## Brief
Your answer must consist solely of the number of lines that contain the word "icon".

## Listed records
----

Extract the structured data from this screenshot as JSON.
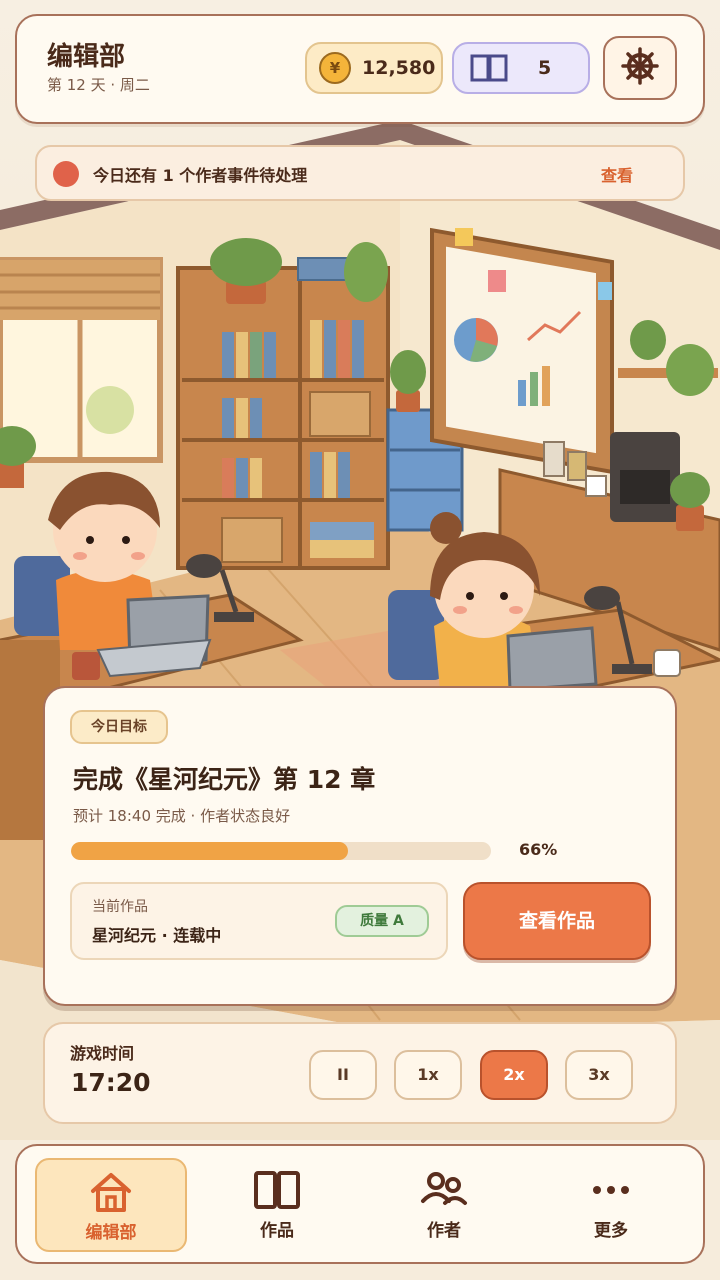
{
  "header": {
    "title": "编辑部",
    "subtitle": "第 12 天 · 周二",
    "coin_symbol": "¥",
    "coins": "12,580",
    "books": "5"
  },
  "notice": {
    "text": "今日还有 1 个作者事件待处理",
    "link": "查看"
  },
  "goal": {
    "tag": "今日目标",
    "title": "完成《星河纪元》第 12 章",
    "subtitle": "预计 18:40 完成 · 作者状态良好",
    "progress": 0.66,
    "progress_label": "66%",
    "current_label": "当前作品",
    "current_name": "星河纪元 · 连载中",
    "quality": "质量 A",
    "view_button": "查看作品"
  },
  "time": {
    "label": "游戏时间",
    "clock": "17:20",
    "speeds": [
      {
        "label": "II",
        "active": false
      },
      {
        "label": "1x",
        "active": false
      },
      {
        "label": "2x",
        "active": true
      },
      {
        "label": "3x",
        "active": false
      }
    ]
  },
  "nav": {
    "items": [
      {
        "label": "编辑部",
        "icon": "home-icon",
        "active": true
      },
      {
        "label": "作品",
        "icon": "book-icon",
        "active": false
      },
      {
        "label": "作者",
        "icon": "authors-icon",
        "active": false
      },
      {
        "label": "更多",
        "icon": "more-icon",
        "active": false
      }
    ]
  },
  "colors": {
    "accent": "#ec7848",
    "progress": "#f0a345",
    "border": "#a8715a",
    "panel": "#fffaf1"
  }
}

----

## Answer to this problem
4